>> Begin

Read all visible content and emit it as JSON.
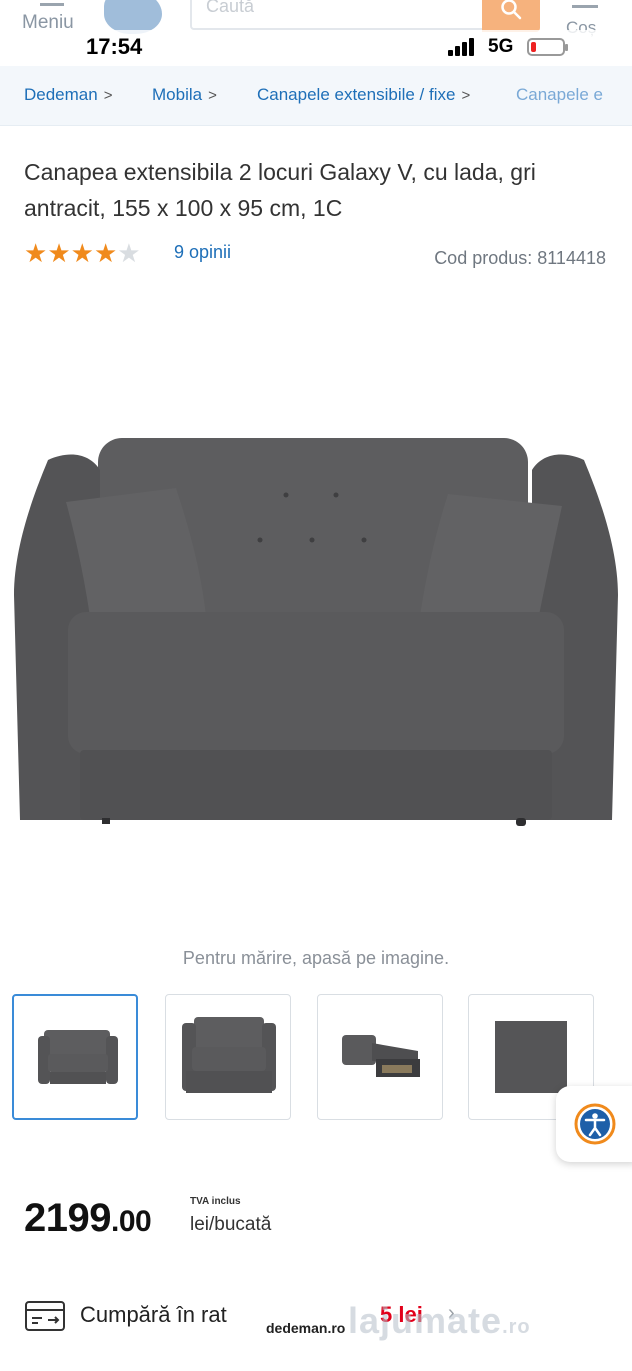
{
  "header": {
    "menu_label": "Meniu",
    "search_placeholder": "Caută",
    "cart_label": "Coș"
  },
  "status_bar": {
    "time": "17:54",
    "network": "5G"
  },
  "breadcrumb": [
    "Dedeman",
    "Mobila",
    "Canapele extensibile / fixe",
    "Canapele e"
  ],
  "product": {
    "title": "Canapea extensibila 2 locuri Galaxy V, cu lada, gri antracit, 155 x 100 x 95 cm, 1C",
    "rating": 4,
    "rating_max": 5,
    "reviews_label": "9 opinii",
    "code_label": "Cod produs: 8114418",
    "zoom_hint": "Pentru mărire, apasă pe imagine.",
    "thumbnails": [
      "front-view",
      "front-view-2",
      "open-bed-view",
      "fabric-swatch"
    ],
    "price_int": "2199",
    "price_dec": ".00",
    "vat_label": "TVA inclus",
    "unit_label": "lei/bucată",
    "installments_label": "Cumpără în rat",
    "installments_amount": "5 lei"
  },
  "watermark": {
    "domain": "dedeman.ro",
    "brand": "lajumate",
    "tld": ".ro"
  },
  "colors": {
    "accent_blue": "#1e6fb8",
    "star_orange": "#f08a1c",
    "sofa_grey": "#5a5a5c",
    "search_orange": "#f6b27d"
  }
}
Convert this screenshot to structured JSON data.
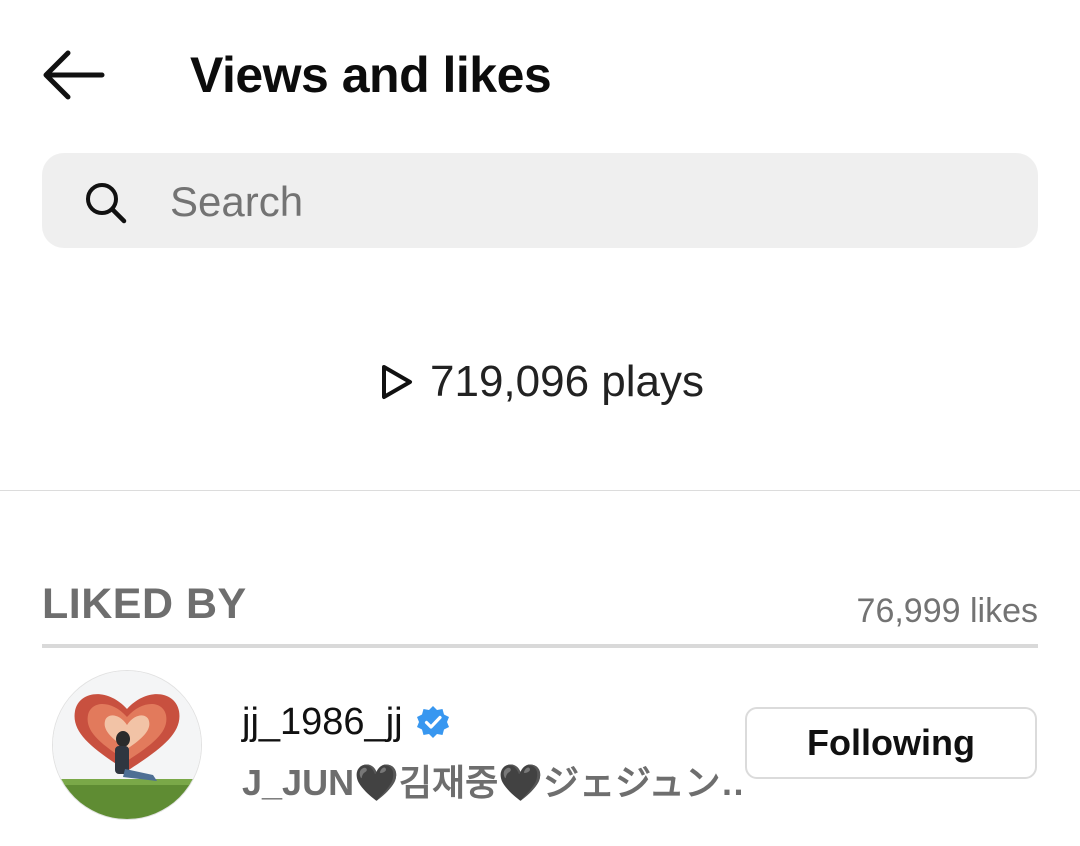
{
  "header": {
    "title": "Views and likes",
    "back_icon": "arrow-left-icon"
  },
  "search": {
    "placeholder": "Search",
    "value": "",
    "icon": "search-icon"
  },
  "stats": {
    "plays_text": "719,096 plays",
    "icon": "play-icon"
  },
  "liked_by": {
    "label": "LIKED BY",
    "count_text": "76,999 likes",
    "users": [
      {
        "username": "jj_1986_jj",
        "verified": true,
        "full_name": "J_JUN🖤김재중🖤ジェジュン…",
        "button_label": "Following"
      }
    ]
  },
  "colors": {
    "verified_badge": "#3897f0",
    "search_bg": "#efefef",
    "muted_text": "#737373"
  }
}
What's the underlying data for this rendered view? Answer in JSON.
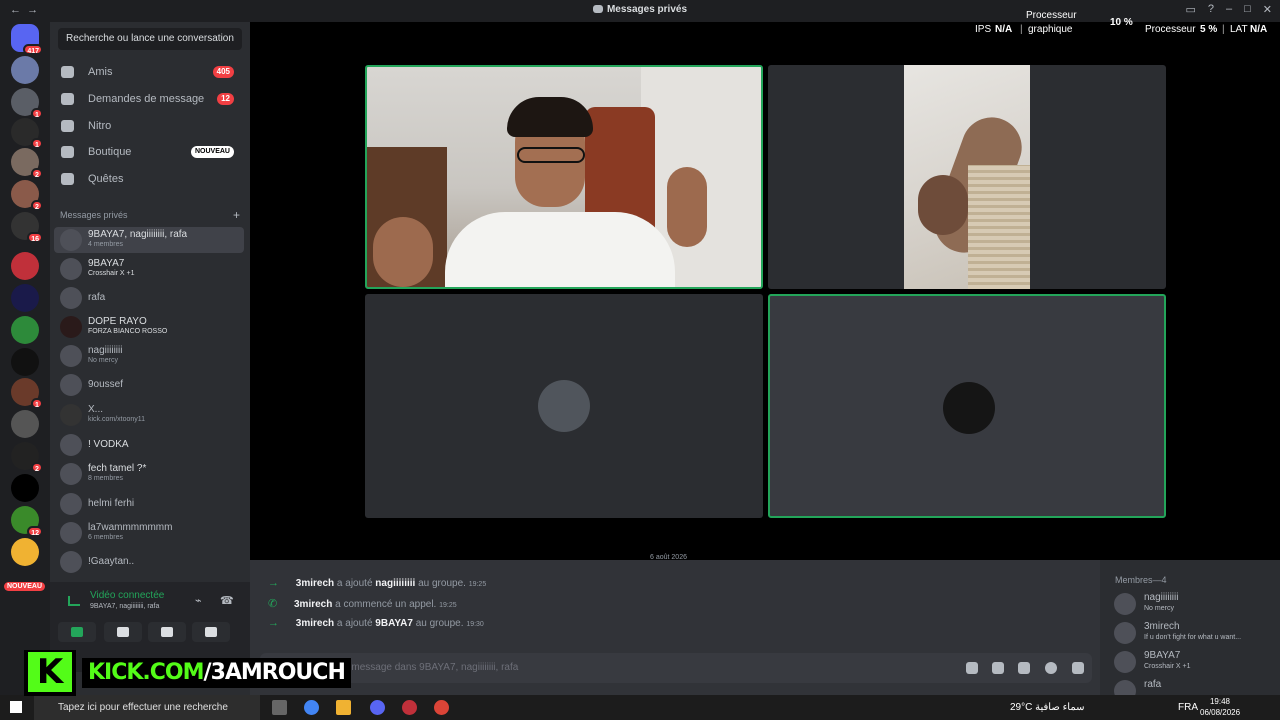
{
  "window": {
    "title": "Messages privés"
  },
  "stats": {
    "ips_label": "IPS",
    "ips_value": "N/A",
    "gpu_label_top": "Processeur",
    "gpu_label_bottom": "graphique",
    "gpu_value": "10 %",
    "cpu_label": "Processeur",
    "cpu_value": "5 %",
    "lat_label": "LAT",
    "lat_value": "N/A"
  },
  "rail": {
    "home_badge": "417",
    "badges": [
      "1",
      "1",
      "2",
      "2",
      "16",
      "1",
      "2",
      "10",
      "12"
    ],
    "new_tag": "NOUVEAU"
  },
  "sidebar": {
    "search_label": "Recherche ou lance une conversation",
    "nav": [
      {
        "label": "Amis",
        "count": "405"
      },
      {
        "label": "Demandes de message",
        "count": "12"
      },
      {
        "label": "Nitro",
        "count": ""
      },
      {
        "label": "Boutique",
        "badge": "NOUVEAU"
      },
      {
        "label": "Quêtes",
        "count": ""
      }
    ],
    "dm_header": "Messages privés",
    "dm_add": "+",
    "dms": [
      {
        "name": "9BAYA7, nagiiiiiiii, rafa",
        "sub": "4 membres"
      },
      {
        "name": "9BAYA7",
        "sub": "Crosshair X +1"
      },
      {
        "name": "rafa",
        "sub": ""
      },
      {
        "name": "DOPE RAYO",
        "sub": "FORZA BIANCO ROSSO"
      },
      {
        "name": "nagiiiiiiii",
        "sub": "No mercy"
      },
      {
        "name": "9oussef",
        "sub": ""
      },
      {
        "name": "X...",
        "sub": "kick.com/xtoony11"
      },
      {
        "name": "! VODKA",
        "sub": ""
      },
      {
        "name": "fech tamel ?*",
        "sub": "8 membres"
      },
      {
        "name": "helmi ferhi",
        "sub": ""
      },
      {
        "name": "la7wammmmmmm",
        "sub": "6 membres"
      },
      {
        "name": "!Gaaytan..",
        "sub": ""
      }
    ]
  },
  "voice": {
    "status": "Vidéo connectée",
    "channel": "9BAYA7, nagiiiiiiii, rafa"
  },
  "kick": {
    "letter": "K",
    "domain": "KICK.COM",
    "handle": "/3AMROUCH"
  },
  "chat": {
    "date": "6 août 2026",
    "messages": [
      {
        "user": "3mirech",
        "text": "a ajouté",
        "target": "nagiiiiiiii",
        "rest": "au groupe.",
        "time": "19:25"
      },
      {
        "user": "3mirech",
        "text": "a commencé un appel.",
        "target": "",
        "rest": "",
        "time": "19:25"
      },
      {
        "user": "3mirech",
        "text": "a ajouté",
        "target": "9BAYA7",
        "rest": "au groupe.",
        "time": "19:30"
      }
    ],
    "placeholder": "Envoyer un message dans 9BAYA7, nagiiiiiiii, rafa"
  },
  "members": {
    "header": "Membres—4",
    "list": [
      {
        "name": "nagiiiiiiii",
        "status": "No mercy"
      },
      {
        "name": "3mirech",
        "status": "If u don't fight for what u want..."
      },
      {
        "name": "9BAYA7",
        "status": "Crosshair X +1"
      },
      {
        "name": "rafa",
        "status": ""
      }
    ]
  },
  "taskbar": {
    "search_placeholder": "Tapez ici pour effectuer une recherche",
    "weather": "29°C سماء صافية",
    "lang": "FRA",
    "time": "19:48",
    "date": "06/08/2026"
  }
}
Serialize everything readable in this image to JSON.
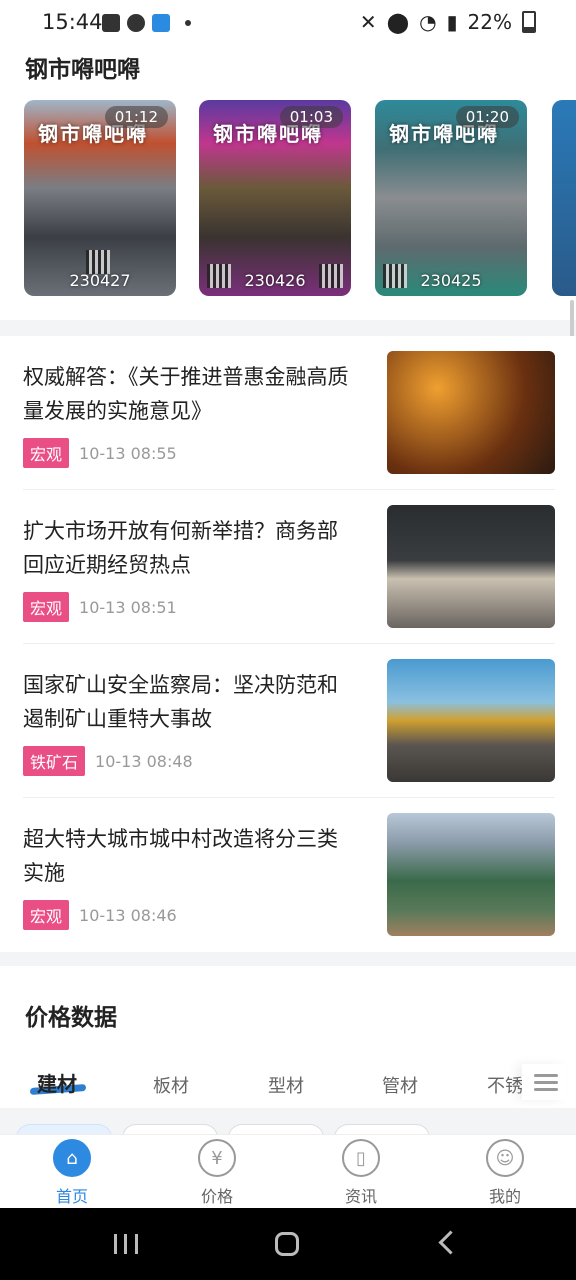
{
  "status_bar": {
    "time": "15:44",
    "battery": "22%",
    "left_icons": [
      "gallery-icon",
      "cloud-icon",
      "snowflake-icon"
    ],
    "right_icons": [
      "mute-icon",
      "location-icon",
      "wifi-icon",
      "signal-icon",
      "battery-icon"
    ]
  },
  "video_section": {
    "title": "钢市嘚吧嘚",
    "cards": [
      {
        "duration": "01:12",
        "date": "230427",
        "banner": "钢市嘚吧嘚"
      },
      {
        "duration": "01:03",
        "date": "230426",
        "banner": "钢市嘚吧嘚"
      },
      {
        "duration": "01:20",
        "date": "230425",
        "banner": "钢市嘚吧嘚"
      }
    ]
  },
  "news": [
    {
      "title": "权威解答：《关于推进普惠金融高质量发展的实施意见》",
      "tag": "宏观",
      "time": "10-13 08:55"
    },
    {
      "title": "扩大市场开放有何新举措？商务部回应近期经贸热点",
      "tag": "宏观",
      "time": "10-13 08:51"
    },
    {
      "title": "国家矿山安全监察局：坚决防范和遏制矿山重特大事故",
      "tag": "铁矿石",
      "time": "10-13 08:48"
    },
    {
      "title": "超大特大城市城中村改造将分三类实施",
      "tag": "宏观",
      "time": "10-13 08:46"
    }
  ],
  "price_section": {
    "title": "价格数据",
    "tabs": [
      "建材",
      "板材",
      "型材",
      "管材",
      "不锈"
    ]
  },
  "bottom_nav": [
    {
      "label": "首页",
      "icon": "home-icon"
    },
    {
      "label": "价格",
      "icon": "yen-icon"
    },
    {
      "label": "资讯",
      "icon": "book-icon"
    },
    {
      "label": "我的",
      "icon": "user-icon"
    }
  ],
  "colors": {
    "accent": "#2e8ae0",
    "tag": "#e94e84"
  }
}
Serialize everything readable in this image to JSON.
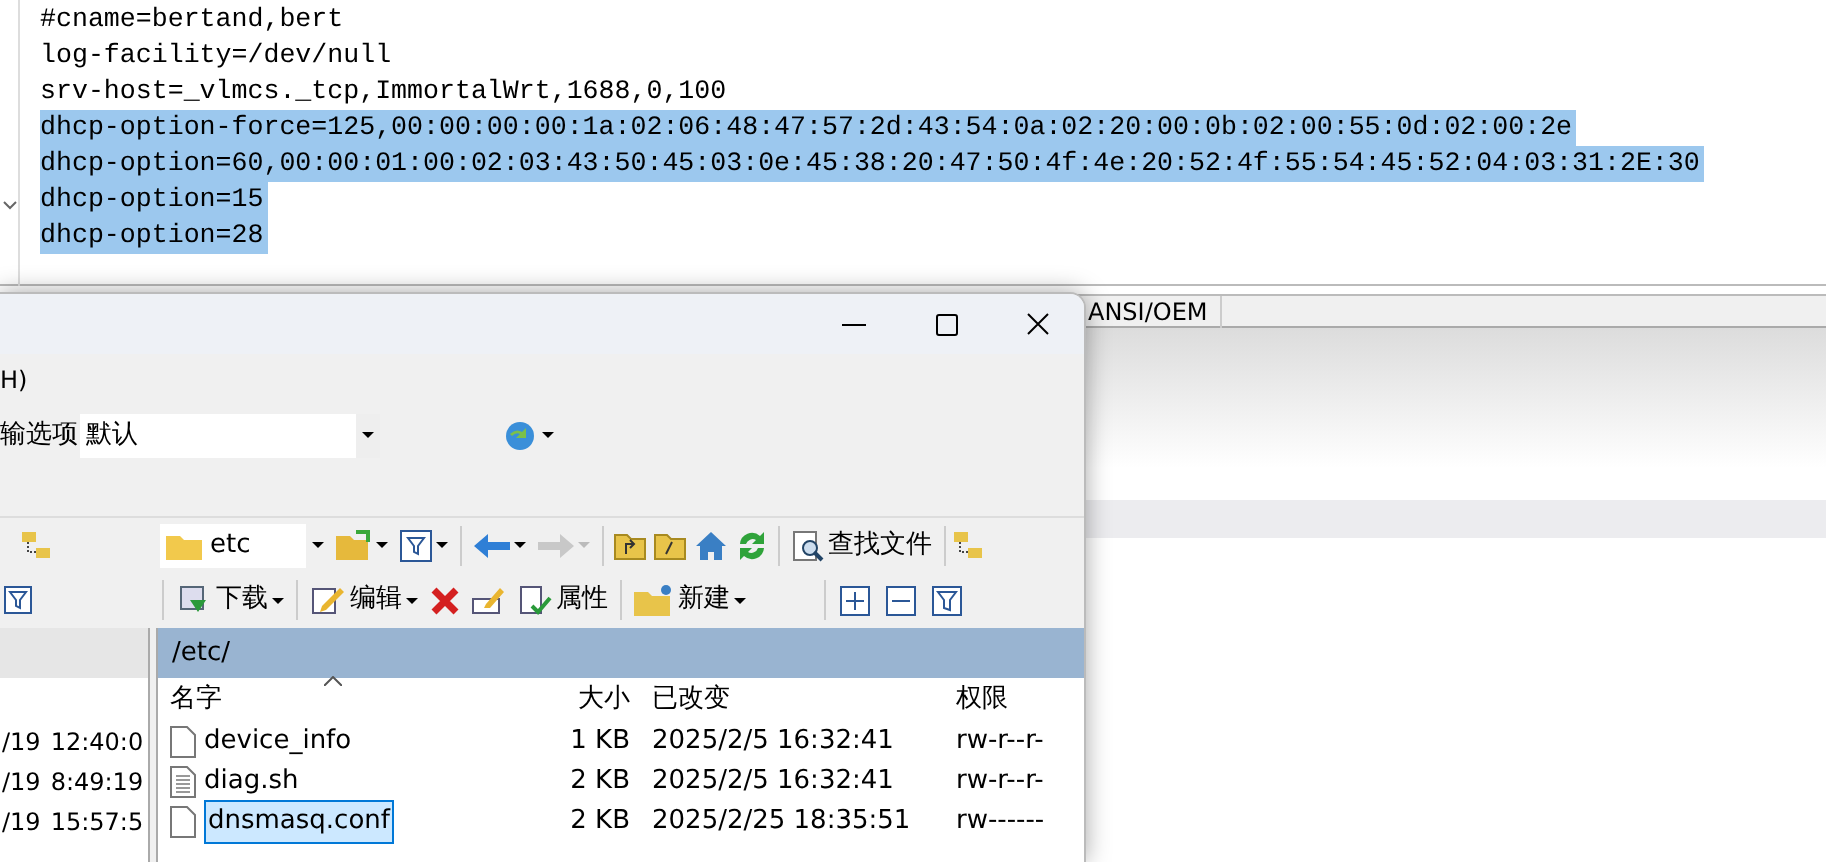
{
  "editor": {
    "lines": [
      {
        "text": "#cname=bertand,bert",
        "selected": false
      },
      {
        "text": "log-facility=/dev/null",
        "selected": false
      },
      {
        "text": "srv-host=_vlmcs._tcp,ImmortalWrt,1688,0,100",
        "selected": false
      },
      {
        "text": "dhcp-option-force=125,00:00:00:00:1a:02:06:48:47:57:2d:43:54:0a:02:20:00:0b:02:00:55:0d:02:00:2e",
        "selected": true
      },
      {
        "text": "dhcp-option=60,00:00:01:00:02:03:43:50:45:03:0e:45:38:20:47:50:4f:4e:20:52:4f:55:54:45:52:04:03:31:2E:30",
        "selected": true
      },
      {
        "text": "dhcp-option=15",
        "selected": true
      },
      {
        "text": "dhcp-option=28",
        "selected": true
      }
    ],
    "status": "ANSI/OEM"
  },
  "file_window": {
    "menu_fragment": "H)",
    "transfer_label": "输选项",
    "transfer_value": "默认",
    "folder": "etc",
    "find_button": "查找文件",
    "toolbar": [
      "下载",
      "编辑",
      "属性",
      "新建"
    ],
    "path": "/etc/",
    "columns": [
      "名字",
      "大小",
      "已改变",
      "权限"
    ],
    "left_rows": [
      {
        "date": "/19",
        "time": "12:40:0"
      },
      {
        "date": "/19",
        "time": "8:49:19"
      },
      {
        "date": "/19",
        "time": "15:57:5"
      }
    ],
    "files": [
      {
        "name": "device_info",
        "size": "1 KB",
        "modified": "2025/2/5 16:32:41",
        "permissions": "rw-r--r-",
        "kind": "file",
        "selected": false
      },
      {
        "name": "diag.sh",
        "size": "2 KB",
        "modified": "2025/2/5 16:32:41",
        "permissions": "rw-r--r-",
        "kind": "script",
        "selected": false
      },
      {
        "name": "dnsmasq.conf",
        "size": "2 KB",
        "modified": "2025/2/25 18:35:51",
        "permissions": "rw------",
        "kind": "file",
        "selected": true
      }
    ]
  }
}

>> End

Isolate the lines that hold the word "date" and copy all of them.

Exercise solution:
    "date": "6 août 2026",
    "date": "06/08/2026"
        "date": "230427",
        "date": "230426",
        "date": "230425",
        "date": "/19",
        "date": "/19",
        "date": "/19",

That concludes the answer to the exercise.